● TASK INSTRUCTIONS
Each line that holds the word "nuestros" counts once; report how many lines do so and nothing else.

[Data listing]

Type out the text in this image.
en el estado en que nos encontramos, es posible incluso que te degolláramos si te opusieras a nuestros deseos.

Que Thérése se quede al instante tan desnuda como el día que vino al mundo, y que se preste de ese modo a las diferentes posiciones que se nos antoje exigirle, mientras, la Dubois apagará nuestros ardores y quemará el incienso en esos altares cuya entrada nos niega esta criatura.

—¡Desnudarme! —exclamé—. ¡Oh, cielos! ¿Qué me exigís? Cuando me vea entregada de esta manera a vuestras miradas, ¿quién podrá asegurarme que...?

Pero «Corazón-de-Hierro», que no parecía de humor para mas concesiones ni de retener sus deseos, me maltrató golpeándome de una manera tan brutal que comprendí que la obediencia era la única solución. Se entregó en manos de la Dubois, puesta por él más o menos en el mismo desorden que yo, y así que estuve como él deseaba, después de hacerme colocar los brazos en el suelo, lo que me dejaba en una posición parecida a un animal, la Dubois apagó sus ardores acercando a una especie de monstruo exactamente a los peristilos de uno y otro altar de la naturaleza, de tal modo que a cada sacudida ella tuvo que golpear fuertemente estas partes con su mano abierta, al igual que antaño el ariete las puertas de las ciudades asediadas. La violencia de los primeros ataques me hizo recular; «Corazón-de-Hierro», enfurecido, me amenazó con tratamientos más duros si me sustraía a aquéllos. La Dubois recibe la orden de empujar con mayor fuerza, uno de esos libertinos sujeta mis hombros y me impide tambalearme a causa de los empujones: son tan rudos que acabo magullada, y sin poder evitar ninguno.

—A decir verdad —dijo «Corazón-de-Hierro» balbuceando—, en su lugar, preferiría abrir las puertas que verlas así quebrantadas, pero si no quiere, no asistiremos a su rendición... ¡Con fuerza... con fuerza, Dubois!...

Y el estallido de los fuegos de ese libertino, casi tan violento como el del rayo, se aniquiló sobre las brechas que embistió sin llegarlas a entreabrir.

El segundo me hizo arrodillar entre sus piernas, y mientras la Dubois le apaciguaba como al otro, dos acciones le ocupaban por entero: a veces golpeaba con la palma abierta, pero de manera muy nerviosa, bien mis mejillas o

● SOLUTION TO THIS PROBLEM
2